Sort through the entries below and pull out lines containing the word "документы".

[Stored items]
------
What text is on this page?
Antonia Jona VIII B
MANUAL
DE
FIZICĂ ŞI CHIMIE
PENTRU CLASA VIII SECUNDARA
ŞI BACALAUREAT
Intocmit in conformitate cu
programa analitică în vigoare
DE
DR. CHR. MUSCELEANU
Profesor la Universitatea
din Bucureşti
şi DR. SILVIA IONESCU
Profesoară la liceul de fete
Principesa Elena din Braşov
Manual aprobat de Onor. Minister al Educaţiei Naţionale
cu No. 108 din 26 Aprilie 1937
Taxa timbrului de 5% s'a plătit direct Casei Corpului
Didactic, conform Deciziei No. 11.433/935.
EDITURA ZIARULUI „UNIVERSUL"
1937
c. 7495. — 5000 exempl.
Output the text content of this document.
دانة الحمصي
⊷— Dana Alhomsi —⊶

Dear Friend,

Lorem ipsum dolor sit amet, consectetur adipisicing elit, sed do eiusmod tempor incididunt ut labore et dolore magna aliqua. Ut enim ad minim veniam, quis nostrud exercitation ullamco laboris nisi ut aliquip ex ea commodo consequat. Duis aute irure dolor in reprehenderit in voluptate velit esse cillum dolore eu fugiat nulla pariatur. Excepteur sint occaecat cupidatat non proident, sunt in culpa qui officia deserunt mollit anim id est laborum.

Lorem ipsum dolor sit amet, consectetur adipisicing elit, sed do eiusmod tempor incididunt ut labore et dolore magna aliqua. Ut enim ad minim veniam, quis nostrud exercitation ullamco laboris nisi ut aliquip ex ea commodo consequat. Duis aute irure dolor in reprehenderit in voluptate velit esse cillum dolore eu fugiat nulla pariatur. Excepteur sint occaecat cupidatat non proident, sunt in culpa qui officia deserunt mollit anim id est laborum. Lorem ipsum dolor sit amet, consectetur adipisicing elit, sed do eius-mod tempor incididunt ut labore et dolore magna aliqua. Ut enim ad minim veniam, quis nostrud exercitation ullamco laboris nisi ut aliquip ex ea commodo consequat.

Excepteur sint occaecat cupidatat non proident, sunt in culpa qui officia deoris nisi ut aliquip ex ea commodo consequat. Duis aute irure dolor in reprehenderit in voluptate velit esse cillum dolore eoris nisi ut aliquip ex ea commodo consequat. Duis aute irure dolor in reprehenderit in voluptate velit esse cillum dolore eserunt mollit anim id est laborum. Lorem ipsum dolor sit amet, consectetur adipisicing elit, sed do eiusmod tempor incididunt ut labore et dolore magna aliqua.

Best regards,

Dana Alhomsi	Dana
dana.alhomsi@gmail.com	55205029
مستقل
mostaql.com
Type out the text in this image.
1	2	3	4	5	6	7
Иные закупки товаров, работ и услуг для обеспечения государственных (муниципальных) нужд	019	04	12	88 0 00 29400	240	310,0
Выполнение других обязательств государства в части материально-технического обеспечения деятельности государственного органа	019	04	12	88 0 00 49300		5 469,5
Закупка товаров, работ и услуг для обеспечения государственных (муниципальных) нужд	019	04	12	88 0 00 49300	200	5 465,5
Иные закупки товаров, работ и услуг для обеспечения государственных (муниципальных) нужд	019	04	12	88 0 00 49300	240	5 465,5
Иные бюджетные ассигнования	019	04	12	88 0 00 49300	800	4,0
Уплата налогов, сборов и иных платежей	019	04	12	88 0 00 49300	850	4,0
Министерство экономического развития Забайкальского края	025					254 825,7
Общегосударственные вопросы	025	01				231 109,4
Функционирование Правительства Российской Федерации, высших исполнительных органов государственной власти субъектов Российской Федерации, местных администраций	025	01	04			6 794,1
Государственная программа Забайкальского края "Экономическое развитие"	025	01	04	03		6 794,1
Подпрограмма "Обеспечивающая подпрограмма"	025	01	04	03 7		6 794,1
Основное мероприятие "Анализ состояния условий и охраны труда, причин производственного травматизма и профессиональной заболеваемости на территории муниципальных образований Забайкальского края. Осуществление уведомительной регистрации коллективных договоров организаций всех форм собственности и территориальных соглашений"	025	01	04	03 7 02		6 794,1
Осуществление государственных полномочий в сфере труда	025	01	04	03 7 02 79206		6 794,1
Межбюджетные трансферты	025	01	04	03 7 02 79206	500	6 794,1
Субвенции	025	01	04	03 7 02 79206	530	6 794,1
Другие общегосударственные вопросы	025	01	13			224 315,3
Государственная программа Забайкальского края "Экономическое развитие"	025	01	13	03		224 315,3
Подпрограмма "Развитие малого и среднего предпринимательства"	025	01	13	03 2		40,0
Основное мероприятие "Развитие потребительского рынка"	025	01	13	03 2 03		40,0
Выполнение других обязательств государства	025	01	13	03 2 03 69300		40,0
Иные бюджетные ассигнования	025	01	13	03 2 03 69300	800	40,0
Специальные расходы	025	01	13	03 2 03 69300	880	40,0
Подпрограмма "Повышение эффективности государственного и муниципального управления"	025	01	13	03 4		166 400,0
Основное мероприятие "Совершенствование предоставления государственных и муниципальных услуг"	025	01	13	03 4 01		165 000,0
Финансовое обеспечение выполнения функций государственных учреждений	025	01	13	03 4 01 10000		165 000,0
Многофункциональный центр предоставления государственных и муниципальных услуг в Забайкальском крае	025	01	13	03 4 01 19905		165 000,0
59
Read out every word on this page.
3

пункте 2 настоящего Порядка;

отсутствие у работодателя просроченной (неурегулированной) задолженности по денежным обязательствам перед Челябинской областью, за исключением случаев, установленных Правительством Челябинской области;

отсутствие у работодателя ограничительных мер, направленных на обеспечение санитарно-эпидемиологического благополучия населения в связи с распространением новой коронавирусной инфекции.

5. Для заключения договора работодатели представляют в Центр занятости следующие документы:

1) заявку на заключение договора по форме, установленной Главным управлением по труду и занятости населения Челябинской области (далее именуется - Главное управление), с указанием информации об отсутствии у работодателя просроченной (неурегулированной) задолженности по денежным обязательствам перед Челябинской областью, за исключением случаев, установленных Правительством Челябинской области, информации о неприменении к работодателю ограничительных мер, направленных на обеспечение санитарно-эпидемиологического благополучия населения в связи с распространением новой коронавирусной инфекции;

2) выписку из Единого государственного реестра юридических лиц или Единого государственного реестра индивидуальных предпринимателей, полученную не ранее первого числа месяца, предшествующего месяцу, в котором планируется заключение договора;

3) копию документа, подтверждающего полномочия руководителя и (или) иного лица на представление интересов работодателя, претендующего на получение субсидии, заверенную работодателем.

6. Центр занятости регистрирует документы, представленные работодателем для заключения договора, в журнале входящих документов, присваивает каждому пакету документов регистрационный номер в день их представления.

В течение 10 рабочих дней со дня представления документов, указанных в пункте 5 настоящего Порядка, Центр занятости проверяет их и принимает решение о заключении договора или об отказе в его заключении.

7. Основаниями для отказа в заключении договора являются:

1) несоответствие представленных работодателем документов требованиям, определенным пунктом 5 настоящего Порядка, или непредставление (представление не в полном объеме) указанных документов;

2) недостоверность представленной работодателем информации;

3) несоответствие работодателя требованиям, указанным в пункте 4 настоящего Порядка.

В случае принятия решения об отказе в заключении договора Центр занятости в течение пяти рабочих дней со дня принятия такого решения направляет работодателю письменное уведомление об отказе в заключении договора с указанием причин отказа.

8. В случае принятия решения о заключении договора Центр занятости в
------
THE RESPONSE>
5. Для заключения договора работодатели представляют в Центр занятости следующие документы:
6. Центр занятости регистрирует документы, представленные работодателем для заключения договора, в журнале входящих документов, присваивает каждому пакету документов регистрационный номер в день их представления.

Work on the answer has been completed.